═════ Entries supplied
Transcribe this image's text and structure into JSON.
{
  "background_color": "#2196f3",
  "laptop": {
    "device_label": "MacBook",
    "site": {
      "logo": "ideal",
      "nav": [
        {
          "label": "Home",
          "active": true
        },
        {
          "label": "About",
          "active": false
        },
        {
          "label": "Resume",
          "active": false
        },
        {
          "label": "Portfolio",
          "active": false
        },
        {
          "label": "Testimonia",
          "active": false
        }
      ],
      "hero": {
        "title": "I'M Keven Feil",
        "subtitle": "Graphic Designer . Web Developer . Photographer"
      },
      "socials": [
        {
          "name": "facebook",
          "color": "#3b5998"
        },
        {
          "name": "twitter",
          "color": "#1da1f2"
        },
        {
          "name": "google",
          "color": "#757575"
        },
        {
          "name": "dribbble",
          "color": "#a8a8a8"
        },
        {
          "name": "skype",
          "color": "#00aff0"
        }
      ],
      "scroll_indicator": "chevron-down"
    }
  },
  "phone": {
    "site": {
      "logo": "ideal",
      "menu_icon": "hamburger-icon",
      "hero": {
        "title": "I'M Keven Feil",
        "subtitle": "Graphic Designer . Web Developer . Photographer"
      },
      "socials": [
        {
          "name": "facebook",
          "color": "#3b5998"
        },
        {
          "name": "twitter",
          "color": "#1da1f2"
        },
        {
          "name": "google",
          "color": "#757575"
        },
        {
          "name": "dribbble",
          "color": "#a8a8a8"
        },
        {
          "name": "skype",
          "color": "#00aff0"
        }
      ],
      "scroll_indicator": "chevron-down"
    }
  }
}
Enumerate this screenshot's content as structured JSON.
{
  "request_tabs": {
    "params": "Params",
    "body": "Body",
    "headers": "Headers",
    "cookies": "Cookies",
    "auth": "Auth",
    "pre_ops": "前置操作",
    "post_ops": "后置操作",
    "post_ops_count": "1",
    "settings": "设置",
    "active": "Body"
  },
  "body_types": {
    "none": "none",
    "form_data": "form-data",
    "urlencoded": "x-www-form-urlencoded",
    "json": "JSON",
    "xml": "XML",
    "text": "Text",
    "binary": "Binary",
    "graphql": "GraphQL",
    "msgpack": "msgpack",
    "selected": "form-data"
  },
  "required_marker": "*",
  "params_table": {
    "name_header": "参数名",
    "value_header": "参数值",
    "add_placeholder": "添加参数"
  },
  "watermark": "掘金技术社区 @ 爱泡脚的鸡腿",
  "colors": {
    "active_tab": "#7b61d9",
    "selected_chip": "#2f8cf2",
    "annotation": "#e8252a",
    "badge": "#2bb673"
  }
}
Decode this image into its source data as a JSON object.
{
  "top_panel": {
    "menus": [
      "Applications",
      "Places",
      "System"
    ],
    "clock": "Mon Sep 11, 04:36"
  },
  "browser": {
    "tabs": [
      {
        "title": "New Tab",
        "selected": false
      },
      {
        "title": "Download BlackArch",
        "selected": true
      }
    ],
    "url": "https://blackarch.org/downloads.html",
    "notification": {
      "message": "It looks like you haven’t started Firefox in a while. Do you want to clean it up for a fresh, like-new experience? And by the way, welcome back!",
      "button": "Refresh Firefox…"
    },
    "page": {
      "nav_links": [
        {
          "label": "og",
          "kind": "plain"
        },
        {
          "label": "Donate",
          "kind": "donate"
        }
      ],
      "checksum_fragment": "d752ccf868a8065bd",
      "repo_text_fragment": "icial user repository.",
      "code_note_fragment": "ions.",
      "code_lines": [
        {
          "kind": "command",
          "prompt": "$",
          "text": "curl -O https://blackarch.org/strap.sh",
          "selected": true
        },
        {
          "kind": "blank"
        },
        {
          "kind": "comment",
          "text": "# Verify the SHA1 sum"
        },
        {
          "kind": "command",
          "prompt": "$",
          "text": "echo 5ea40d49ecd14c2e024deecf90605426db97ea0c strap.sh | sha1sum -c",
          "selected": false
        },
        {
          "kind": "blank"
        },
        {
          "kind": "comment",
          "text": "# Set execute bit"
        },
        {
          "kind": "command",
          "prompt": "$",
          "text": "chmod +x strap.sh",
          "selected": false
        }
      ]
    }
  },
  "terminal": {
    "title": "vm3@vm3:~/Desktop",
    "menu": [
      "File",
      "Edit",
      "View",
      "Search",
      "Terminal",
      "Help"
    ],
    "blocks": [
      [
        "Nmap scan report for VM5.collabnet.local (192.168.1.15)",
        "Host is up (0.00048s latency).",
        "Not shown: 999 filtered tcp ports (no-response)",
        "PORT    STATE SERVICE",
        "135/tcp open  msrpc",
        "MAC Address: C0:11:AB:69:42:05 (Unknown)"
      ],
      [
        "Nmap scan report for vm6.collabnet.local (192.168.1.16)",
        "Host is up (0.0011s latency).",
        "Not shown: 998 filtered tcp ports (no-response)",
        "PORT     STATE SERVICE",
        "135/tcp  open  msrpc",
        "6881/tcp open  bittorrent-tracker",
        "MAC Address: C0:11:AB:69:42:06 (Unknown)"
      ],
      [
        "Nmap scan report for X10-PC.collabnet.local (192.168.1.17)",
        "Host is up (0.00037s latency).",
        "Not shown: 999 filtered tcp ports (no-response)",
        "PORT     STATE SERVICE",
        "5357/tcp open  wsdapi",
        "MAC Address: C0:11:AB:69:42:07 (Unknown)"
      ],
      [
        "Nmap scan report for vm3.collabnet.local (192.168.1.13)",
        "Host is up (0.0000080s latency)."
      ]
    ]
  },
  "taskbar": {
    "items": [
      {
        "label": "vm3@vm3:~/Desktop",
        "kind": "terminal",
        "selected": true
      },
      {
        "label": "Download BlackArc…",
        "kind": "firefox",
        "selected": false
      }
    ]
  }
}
══════════
Given exercise:
Identify each line holding the string "true", and copy it out.

Worked solution:
          "active": true
        "selected": true
          "selected": true
        "selected": true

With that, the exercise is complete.